Problem. In the listing that follows, count each line containing the string "JSON" and report only the count.

Records provided.
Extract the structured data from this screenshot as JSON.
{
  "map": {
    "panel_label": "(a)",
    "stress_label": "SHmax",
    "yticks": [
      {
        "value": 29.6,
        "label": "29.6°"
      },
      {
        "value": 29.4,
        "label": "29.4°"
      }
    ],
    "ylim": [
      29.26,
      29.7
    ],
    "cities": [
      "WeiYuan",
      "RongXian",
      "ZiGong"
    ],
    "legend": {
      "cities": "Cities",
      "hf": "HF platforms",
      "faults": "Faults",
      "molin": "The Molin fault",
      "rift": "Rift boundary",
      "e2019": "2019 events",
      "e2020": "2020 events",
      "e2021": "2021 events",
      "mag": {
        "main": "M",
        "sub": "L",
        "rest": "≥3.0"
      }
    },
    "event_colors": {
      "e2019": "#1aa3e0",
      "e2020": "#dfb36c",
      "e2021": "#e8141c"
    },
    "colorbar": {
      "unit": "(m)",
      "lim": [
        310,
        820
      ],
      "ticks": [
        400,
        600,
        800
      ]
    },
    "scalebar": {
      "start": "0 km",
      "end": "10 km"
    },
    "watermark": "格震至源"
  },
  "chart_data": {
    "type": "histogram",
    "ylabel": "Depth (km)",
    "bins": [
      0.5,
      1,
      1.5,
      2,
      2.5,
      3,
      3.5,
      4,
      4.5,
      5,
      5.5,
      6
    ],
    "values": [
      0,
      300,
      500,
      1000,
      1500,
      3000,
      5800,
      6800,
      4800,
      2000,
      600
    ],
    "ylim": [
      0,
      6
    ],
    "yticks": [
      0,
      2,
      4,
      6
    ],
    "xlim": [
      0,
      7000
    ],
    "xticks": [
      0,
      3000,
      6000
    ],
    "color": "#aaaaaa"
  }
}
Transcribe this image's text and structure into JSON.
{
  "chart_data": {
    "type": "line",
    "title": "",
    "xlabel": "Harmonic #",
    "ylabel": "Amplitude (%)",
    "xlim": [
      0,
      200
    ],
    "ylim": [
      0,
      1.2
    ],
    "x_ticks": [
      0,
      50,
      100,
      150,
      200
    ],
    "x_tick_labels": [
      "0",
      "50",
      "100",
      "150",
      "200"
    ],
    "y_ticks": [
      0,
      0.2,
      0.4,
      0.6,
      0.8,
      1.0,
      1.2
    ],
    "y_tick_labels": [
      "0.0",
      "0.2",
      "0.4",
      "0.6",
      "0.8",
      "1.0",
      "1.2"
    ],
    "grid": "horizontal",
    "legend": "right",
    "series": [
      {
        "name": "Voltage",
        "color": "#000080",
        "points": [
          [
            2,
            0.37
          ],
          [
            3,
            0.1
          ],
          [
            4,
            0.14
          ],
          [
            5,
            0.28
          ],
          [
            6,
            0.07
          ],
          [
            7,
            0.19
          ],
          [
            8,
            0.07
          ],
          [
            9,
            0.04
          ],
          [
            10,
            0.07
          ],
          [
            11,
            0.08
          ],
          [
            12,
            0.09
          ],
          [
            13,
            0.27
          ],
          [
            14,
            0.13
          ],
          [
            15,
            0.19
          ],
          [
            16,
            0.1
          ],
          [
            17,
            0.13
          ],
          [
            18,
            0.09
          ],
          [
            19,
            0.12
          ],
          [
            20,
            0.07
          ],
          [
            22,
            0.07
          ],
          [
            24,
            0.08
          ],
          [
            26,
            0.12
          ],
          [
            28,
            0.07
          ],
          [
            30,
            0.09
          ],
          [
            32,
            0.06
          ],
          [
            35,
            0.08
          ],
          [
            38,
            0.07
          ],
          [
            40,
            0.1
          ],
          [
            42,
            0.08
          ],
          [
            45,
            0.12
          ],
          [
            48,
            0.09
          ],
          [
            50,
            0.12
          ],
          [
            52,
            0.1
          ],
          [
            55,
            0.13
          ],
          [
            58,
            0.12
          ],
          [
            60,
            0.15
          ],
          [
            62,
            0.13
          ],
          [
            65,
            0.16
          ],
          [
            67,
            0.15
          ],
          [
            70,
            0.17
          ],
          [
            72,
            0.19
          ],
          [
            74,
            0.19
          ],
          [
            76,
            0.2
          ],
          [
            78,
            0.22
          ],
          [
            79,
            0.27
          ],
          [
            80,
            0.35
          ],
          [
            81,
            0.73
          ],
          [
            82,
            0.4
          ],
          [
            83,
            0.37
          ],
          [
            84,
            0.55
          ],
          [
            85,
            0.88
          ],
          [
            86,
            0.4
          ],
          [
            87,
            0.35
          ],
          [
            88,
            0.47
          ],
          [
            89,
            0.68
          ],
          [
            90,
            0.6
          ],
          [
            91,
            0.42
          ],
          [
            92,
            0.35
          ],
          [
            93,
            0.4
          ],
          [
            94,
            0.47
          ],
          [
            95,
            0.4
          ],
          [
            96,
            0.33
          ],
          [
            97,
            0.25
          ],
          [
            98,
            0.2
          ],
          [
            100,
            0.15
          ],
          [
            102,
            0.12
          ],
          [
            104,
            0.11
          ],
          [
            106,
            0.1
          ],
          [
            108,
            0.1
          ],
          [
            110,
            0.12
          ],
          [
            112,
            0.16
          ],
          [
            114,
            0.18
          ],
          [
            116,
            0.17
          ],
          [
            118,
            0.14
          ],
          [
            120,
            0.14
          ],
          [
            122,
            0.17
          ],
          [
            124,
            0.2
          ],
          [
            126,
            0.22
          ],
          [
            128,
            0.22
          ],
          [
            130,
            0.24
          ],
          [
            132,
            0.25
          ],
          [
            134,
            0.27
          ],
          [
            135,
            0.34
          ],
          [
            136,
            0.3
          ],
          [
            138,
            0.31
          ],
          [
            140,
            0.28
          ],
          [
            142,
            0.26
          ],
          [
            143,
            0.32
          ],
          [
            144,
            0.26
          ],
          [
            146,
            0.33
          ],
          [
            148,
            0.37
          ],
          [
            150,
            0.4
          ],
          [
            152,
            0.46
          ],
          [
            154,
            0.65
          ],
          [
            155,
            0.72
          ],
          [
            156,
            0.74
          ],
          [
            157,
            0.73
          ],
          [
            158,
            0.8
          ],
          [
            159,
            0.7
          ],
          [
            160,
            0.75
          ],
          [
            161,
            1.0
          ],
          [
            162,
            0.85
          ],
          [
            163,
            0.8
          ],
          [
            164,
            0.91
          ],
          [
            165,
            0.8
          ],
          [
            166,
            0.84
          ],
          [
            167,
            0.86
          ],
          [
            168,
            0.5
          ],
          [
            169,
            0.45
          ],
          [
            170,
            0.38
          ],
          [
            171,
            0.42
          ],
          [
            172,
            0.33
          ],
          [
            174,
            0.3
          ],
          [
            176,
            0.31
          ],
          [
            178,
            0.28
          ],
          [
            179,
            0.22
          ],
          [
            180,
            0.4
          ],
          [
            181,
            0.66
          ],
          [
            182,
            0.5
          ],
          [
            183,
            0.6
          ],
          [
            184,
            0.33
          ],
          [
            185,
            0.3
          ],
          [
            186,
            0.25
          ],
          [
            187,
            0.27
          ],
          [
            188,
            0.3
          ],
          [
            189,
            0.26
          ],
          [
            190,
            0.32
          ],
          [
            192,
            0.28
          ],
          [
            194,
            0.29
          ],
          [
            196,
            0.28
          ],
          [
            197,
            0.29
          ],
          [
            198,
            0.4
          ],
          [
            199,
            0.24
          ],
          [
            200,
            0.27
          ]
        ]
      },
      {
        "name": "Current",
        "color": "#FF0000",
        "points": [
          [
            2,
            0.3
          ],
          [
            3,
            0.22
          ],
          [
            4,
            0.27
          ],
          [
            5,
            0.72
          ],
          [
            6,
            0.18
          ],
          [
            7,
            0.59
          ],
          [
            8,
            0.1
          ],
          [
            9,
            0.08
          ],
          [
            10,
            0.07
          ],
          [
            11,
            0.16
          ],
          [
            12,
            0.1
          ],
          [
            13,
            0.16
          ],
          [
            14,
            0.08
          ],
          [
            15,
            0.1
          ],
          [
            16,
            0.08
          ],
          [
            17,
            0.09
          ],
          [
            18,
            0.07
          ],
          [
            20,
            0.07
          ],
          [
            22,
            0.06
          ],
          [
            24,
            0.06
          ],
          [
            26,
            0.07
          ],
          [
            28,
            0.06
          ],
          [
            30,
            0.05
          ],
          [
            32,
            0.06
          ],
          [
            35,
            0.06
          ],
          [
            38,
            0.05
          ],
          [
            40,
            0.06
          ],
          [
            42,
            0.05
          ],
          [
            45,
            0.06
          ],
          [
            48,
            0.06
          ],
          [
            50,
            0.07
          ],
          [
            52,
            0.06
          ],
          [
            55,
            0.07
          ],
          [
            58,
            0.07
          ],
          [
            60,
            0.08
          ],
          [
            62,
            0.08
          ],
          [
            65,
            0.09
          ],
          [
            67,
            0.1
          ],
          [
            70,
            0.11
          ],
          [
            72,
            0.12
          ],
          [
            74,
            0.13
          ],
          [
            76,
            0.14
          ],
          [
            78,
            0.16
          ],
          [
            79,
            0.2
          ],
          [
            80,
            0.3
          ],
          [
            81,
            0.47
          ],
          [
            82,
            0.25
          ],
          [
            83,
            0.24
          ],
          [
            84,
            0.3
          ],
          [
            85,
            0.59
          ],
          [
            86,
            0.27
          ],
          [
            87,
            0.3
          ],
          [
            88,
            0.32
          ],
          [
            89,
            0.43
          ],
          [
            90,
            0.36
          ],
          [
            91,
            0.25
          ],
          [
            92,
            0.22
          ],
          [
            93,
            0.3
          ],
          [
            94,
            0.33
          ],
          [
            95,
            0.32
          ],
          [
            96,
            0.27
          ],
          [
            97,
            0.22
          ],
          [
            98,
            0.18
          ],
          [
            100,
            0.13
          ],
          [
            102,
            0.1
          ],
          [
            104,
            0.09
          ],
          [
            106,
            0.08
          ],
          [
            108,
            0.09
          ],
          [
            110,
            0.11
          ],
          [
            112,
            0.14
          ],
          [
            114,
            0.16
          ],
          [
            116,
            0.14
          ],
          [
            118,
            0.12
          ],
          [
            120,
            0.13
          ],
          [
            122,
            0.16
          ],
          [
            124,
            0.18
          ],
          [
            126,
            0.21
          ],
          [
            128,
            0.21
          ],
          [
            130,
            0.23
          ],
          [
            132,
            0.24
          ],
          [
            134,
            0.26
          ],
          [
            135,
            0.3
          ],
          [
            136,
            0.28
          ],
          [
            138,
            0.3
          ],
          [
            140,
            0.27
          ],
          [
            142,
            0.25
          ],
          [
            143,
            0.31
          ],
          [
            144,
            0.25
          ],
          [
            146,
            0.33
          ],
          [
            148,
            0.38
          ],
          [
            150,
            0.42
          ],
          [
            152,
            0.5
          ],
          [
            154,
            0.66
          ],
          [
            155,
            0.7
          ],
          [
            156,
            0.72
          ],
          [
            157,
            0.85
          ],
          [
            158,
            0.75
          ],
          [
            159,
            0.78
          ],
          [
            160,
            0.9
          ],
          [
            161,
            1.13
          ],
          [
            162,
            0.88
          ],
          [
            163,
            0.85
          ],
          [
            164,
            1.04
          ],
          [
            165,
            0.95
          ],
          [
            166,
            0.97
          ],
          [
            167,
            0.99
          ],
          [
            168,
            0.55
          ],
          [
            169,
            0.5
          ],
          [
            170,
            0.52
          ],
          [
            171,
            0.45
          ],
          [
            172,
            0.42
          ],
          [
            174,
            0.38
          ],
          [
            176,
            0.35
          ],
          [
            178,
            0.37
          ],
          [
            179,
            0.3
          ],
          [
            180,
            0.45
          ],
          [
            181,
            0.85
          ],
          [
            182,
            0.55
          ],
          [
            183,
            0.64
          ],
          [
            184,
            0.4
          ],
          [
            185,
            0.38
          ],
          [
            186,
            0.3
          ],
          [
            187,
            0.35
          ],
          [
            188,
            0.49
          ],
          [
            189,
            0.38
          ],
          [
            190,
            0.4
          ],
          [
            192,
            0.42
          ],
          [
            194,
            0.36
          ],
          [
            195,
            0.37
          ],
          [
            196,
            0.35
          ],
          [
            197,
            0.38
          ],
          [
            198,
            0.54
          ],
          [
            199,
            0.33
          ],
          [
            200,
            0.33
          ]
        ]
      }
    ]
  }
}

Written solution. 2